▸ DIRECTION:
Reproduce the listing exactly and skip over any pictures.

▸ PROVIDED DATA:
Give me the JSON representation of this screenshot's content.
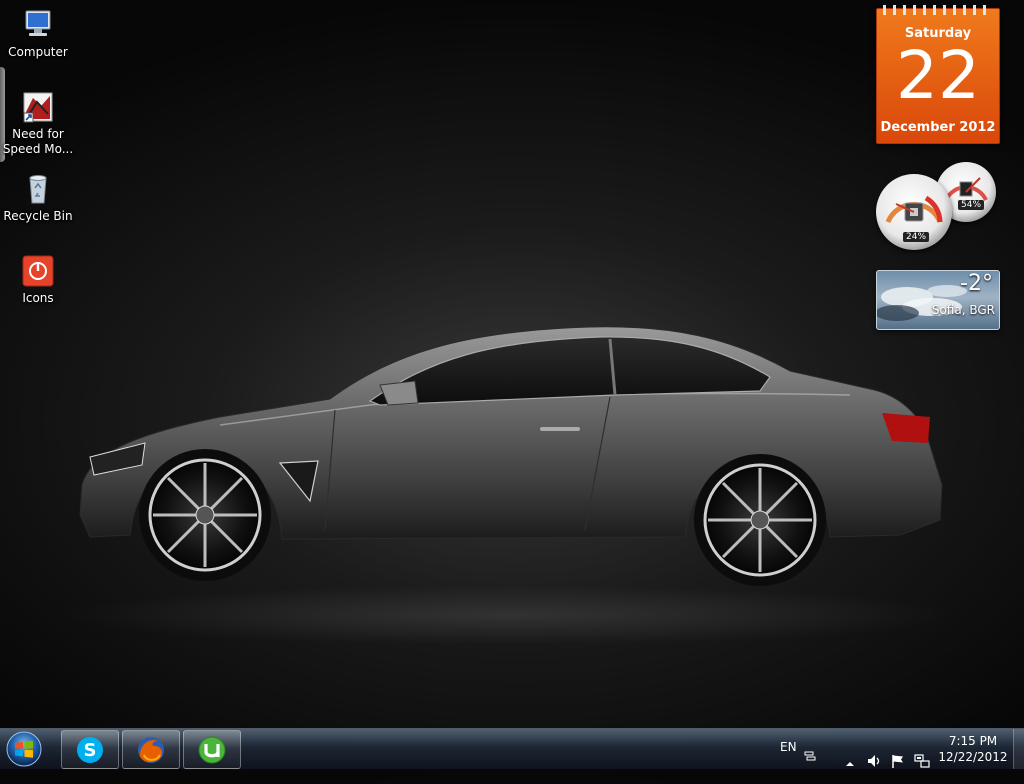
{
  "desktop": {
    "icons": [
      {
        "label": "Computer"
      },
      {
        "label": "Need for Speed Mo..."
      },
      {
        "label": "Recycle Bin"
      },
      {
        "label": "Icons"
      }
    ]
  },
  "gadgets": {
    "calendar": {
      "weekday": "Saturday",
      "day": "22",
      "month_year": "December 2012"
    },
    "cpu_meter": {
      "cpu_percent": "24%",
      "memory_percent": "54%"
    },
    "weather": {
      "temperature": "-2°",
      "location": "Sofia, BGR"
    }
  },
  "taskbar": {
    "pinned": [
      {
        "name": "Skype",
        "color": "#00aff0"
      },
      {
        "name": "Firefox",
        "color": "#e66000"
      },
      {
        "name": "uTorrent",
        "color": "#4bb43a"
      }
    ],
    "language": "EN",
    "clock": {
      "time": "7:15 PM",
      "date": "12/22/2012"
    }
  },
  "colors": {
    "calendar_orange": "#e85d12",
    "taskbar": "#1e2838"
  }
}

▸ SOLUTION FOR THIS PROBLEM:
Give me the JSON representation of this screenshot's content.
{
  "desktop": {
    "icons": [
      {
        "label": "Computer"
      },
      {
        "label": "Need for Speed Mo..."
      },
      {
        "label": "Recycle Bin"
      },
      {
        "label": "Icons"
      }
    ]
  },
  "gadgets": {
    "calendar": {
      "weekday": "Saturday",
      "day": "22",
      "month_year": "December 2012"
    },
    "cpu_meter": {
      "cpu_percent": "24%",
      "memory_percent": "54%"
    },
    "weather": {
      "temperature": "-2°",
      "location": "Sofia, BGR"
    }
  },
  "taskbar": {
    "pinned": [
      {
        "name": "Skype",
        "color": "#00aff0"
      },
      {
        "name": "Firefox",
        "color": "#e66000"
      },
      {
        "name": "uTorrent",
        "color": "#4bb43a"
      }
    ],
    "language": "EN",
    "clock": {
      "time": "7:15 PM",
      "date": "12/22/2012"
    }
  },
  "colors": {
    "calendar_orange": "#e85d12",
    "taskbar": "#1e2838"
  }
}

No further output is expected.